> Direction: Copy each line that contains the string "Docteur".

> Records to process:
== == ==
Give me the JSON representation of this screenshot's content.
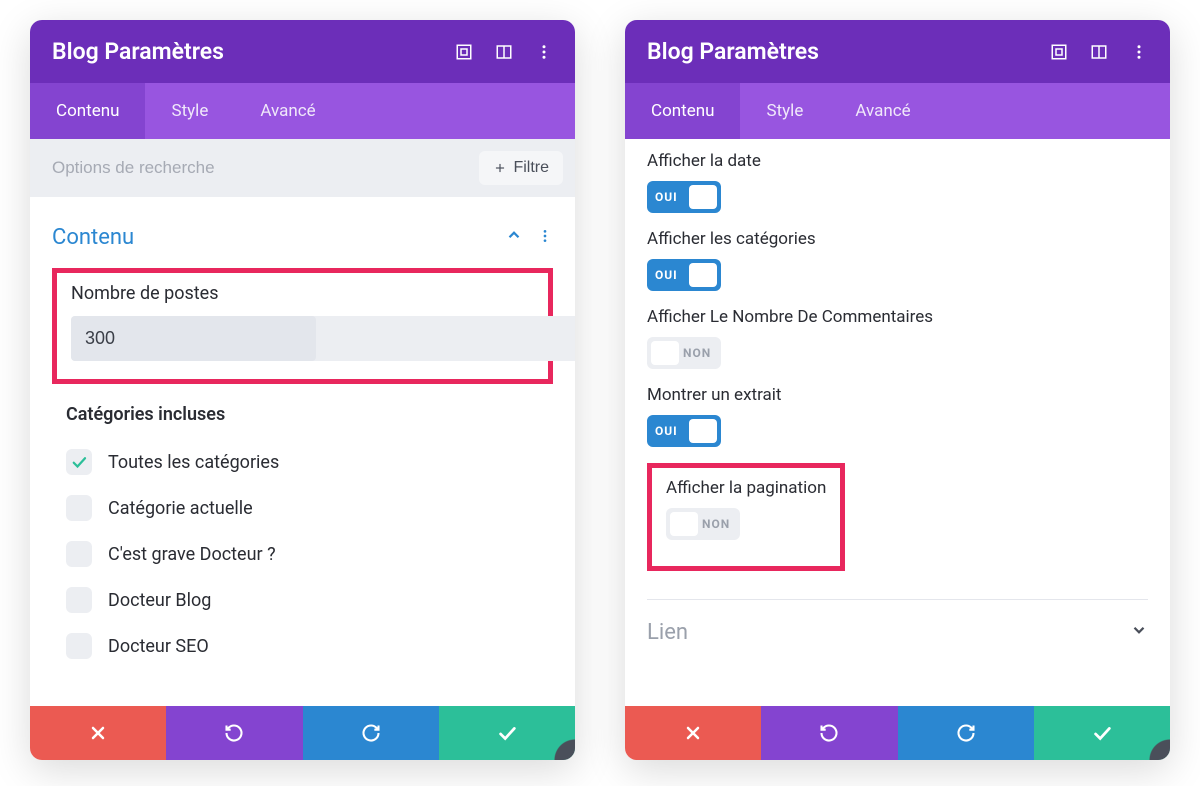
{
  "header": {
    "title": "Blog Paramètres"
  },
  "tabs": {
    "contenu": "Contenu",
    "style": "Style",
    "avance": "Avancé"
  },
  "search": {
    "placeholder": "Options de recherche",
    "filter_label": "Filtre"
  },
  "section": {
    "contenu_title": "Contenu",
    "lien_title": "Lien"
  },
  "left": {
    "post_count": {
      "label": "Nombre de postes",
      "value": "300"
    },
    "categories": {
      "label": "Catégories incluses",
      "items": [
        {
          "label": "Toutes les catégories",
          "checked": true
        },
        {
          "label": "Catégorie actuelle",
          "checked": false
        },
        {
          "label": "C'est grave Docteur ?",
          "checked": false
        },
        {
          "label": "Docteur Blog",
          "checked": false
        },
        {
          "label": "Docteur SEO",
          "checked": false
        }
      ]
    }
  },
  "right": {
    "toggles": [
      {
        "label": "Afficher la date",
        "on": true
      },
      {
        "label": "Afficher les catégories",
        "on": true
      },
      {
        "label": "Afficher Le Nombre De Commentaires",
        "on": false
      },
      {
        "label": "Montrer un extrait",
        "on": true
      },
      {
        "label": "Afficher la pagination",
        "on": false,
        "highlight": true
      }
    ]
  },
  "toggle_text": {
    "on": "OUI",
    "off": "NON"
  }
}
== == ==
> Answer below:
          "label": "C'est grave Docteur ?",
          "label": "Docteur Blog",
          "label": "Docteur SEO",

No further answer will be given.